(Collected data entries)

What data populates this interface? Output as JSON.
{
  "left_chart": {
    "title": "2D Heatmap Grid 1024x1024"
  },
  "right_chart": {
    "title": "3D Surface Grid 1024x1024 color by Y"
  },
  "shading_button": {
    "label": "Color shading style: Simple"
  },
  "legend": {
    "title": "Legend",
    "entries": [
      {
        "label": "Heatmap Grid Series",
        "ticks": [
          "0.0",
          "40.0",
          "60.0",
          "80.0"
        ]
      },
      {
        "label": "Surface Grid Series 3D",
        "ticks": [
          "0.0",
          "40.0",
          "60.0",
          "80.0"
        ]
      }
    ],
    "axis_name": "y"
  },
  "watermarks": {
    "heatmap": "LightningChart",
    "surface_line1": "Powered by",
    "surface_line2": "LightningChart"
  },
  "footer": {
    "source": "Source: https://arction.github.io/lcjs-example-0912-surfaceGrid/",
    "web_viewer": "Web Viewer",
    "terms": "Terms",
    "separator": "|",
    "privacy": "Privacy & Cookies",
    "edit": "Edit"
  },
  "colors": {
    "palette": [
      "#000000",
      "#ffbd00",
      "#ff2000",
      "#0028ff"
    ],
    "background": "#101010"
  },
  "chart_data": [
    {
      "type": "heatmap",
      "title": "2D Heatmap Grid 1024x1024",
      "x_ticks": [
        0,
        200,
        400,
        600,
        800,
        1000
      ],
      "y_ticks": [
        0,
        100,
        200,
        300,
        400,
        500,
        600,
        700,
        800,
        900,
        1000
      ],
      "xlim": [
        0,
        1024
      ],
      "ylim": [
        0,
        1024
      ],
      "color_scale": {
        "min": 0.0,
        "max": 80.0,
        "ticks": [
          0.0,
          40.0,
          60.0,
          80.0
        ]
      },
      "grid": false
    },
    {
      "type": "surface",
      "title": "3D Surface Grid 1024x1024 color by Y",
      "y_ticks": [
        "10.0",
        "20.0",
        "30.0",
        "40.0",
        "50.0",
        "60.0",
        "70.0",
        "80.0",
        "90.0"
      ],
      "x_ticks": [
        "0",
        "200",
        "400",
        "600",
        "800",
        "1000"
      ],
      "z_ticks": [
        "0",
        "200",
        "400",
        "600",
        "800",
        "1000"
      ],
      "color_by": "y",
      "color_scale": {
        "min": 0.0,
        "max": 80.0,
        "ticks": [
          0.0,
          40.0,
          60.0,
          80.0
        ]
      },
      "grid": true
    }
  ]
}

...

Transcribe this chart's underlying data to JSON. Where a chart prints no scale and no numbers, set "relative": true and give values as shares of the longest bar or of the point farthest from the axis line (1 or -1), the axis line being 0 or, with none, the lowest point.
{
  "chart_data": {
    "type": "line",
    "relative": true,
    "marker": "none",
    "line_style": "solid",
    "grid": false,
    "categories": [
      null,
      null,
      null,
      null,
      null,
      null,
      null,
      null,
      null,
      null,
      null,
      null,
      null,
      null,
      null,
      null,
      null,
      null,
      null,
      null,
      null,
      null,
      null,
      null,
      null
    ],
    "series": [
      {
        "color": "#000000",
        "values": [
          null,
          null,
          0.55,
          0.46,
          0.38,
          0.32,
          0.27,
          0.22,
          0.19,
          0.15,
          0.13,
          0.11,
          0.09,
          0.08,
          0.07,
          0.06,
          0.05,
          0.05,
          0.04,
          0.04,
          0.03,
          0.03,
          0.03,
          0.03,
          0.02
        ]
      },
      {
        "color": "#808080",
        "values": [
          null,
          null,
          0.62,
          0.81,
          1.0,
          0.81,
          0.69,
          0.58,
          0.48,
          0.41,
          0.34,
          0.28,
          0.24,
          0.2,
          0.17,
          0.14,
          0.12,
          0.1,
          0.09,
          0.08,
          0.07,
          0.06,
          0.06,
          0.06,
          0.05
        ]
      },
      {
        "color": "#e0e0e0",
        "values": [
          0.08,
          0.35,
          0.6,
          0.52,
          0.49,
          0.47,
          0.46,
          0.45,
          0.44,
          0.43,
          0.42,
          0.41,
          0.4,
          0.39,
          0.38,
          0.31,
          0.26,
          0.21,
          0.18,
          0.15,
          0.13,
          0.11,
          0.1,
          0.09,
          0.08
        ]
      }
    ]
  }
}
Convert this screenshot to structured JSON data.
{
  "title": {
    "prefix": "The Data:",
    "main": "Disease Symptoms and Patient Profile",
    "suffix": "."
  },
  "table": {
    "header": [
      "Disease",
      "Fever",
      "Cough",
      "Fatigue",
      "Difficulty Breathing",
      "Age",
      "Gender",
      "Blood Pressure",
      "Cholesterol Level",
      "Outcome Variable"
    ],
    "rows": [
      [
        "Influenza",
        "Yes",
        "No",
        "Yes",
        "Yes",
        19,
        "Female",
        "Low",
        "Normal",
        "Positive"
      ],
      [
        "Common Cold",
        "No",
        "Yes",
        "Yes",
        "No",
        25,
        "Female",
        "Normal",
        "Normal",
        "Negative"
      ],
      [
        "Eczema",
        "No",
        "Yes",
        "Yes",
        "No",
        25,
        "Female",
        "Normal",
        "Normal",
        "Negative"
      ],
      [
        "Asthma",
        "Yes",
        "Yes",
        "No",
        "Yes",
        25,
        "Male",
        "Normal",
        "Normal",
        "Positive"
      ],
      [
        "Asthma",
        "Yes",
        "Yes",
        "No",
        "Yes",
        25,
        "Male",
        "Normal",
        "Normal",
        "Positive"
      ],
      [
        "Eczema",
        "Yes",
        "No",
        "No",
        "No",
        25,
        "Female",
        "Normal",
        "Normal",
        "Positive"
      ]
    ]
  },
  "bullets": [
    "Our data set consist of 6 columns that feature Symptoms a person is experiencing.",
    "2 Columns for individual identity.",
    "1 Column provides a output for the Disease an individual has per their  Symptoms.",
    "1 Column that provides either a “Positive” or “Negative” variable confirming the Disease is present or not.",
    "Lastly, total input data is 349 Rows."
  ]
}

--

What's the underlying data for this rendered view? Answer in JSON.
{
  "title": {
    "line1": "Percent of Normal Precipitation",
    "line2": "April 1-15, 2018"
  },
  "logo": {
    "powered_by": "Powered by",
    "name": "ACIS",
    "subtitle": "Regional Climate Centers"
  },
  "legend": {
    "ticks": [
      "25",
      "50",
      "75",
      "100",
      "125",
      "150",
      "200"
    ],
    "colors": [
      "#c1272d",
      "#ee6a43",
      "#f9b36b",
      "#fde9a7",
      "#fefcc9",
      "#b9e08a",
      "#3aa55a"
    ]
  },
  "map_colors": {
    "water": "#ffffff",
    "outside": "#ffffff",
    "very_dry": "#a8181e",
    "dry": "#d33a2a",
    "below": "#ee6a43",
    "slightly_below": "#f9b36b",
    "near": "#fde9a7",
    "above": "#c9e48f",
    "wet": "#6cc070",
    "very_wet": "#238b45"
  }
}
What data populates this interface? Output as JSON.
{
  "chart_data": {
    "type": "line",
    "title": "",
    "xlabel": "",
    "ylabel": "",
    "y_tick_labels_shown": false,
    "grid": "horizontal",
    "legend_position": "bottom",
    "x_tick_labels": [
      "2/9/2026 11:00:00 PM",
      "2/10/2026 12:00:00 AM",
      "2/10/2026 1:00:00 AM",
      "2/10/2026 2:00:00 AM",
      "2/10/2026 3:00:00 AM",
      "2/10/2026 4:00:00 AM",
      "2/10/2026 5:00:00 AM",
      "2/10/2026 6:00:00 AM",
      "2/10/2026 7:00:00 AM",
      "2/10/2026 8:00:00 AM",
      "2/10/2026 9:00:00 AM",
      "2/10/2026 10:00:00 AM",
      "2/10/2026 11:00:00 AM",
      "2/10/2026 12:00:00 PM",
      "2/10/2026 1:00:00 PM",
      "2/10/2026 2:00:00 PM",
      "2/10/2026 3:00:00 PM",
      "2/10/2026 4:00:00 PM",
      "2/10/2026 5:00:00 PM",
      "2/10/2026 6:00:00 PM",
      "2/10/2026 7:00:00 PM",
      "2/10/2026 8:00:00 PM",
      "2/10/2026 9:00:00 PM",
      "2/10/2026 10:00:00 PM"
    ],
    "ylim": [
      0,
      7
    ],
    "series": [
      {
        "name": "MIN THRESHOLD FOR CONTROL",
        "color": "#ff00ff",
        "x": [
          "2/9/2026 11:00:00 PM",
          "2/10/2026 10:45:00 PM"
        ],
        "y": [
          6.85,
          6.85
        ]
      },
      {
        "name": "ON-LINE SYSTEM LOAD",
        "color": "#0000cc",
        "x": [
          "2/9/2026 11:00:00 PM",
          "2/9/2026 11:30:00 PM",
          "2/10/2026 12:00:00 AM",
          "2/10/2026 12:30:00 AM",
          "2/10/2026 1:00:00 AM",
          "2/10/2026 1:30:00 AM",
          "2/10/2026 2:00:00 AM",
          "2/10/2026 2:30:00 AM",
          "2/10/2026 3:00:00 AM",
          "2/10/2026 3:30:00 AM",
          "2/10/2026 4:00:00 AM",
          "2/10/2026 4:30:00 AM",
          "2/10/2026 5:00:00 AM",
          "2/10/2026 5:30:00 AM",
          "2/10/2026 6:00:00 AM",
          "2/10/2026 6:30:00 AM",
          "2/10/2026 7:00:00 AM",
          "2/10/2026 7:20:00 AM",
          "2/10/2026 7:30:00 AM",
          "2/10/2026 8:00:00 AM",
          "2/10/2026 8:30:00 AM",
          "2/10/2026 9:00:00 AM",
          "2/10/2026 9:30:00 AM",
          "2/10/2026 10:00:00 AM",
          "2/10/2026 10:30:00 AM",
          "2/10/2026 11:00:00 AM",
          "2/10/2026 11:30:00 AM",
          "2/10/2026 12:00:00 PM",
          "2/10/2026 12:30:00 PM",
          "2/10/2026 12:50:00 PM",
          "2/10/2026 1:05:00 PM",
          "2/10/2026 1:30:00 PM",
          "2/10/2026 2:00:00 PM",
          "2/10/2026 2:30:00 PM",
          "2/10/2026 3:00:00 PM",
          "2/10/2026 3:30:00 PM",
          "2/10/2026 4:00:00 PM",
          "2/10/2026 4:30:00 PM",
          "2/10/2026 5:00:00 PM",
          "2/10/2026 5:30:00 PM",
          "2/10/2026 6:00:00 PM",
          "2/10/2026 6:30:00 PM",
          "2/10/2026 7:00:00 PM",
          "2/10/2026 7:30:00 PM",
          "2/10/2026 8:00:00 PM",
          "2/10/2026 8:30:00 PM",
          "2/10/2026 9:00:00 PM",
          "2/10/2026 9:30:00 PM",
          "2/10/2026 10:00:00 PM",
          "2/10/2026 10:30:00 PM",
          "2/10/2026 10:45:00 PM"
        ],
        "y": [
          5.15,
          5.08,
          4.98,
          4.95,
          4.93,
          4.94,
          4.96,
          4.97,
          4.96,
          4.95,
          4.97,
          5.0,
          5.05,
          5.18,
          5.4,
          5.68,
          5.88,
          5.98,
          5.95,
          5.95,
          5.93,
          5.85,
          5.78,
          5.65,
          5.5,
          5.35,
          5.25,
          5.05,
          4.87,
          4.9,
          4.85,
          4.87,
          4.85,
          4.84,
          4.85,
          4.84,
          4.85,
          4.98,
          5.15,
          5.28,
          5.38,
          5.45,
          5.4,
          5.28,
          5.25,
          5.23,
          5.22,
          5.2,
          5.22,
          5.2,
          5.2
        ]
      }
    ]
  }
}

* **Aim**
Scan the listing above. Collect all lines with the word "JSON".

* **Answer for this exercise**
What data populates this interface? Output as JSON.
Transcribe this chart's underlying data to JSON. Where a chart prints no scale and no numbers, set "relative": true and give values as shares of the longest bar or of the point farthest from the axis line (1 or -1), the axis line being 0 or, with none, the lowest point.
Convert this screenshot to structured JSON data.
What's the underlying data for this rendered view? Answer in JSON.
What data populates this interface? Output as JSON.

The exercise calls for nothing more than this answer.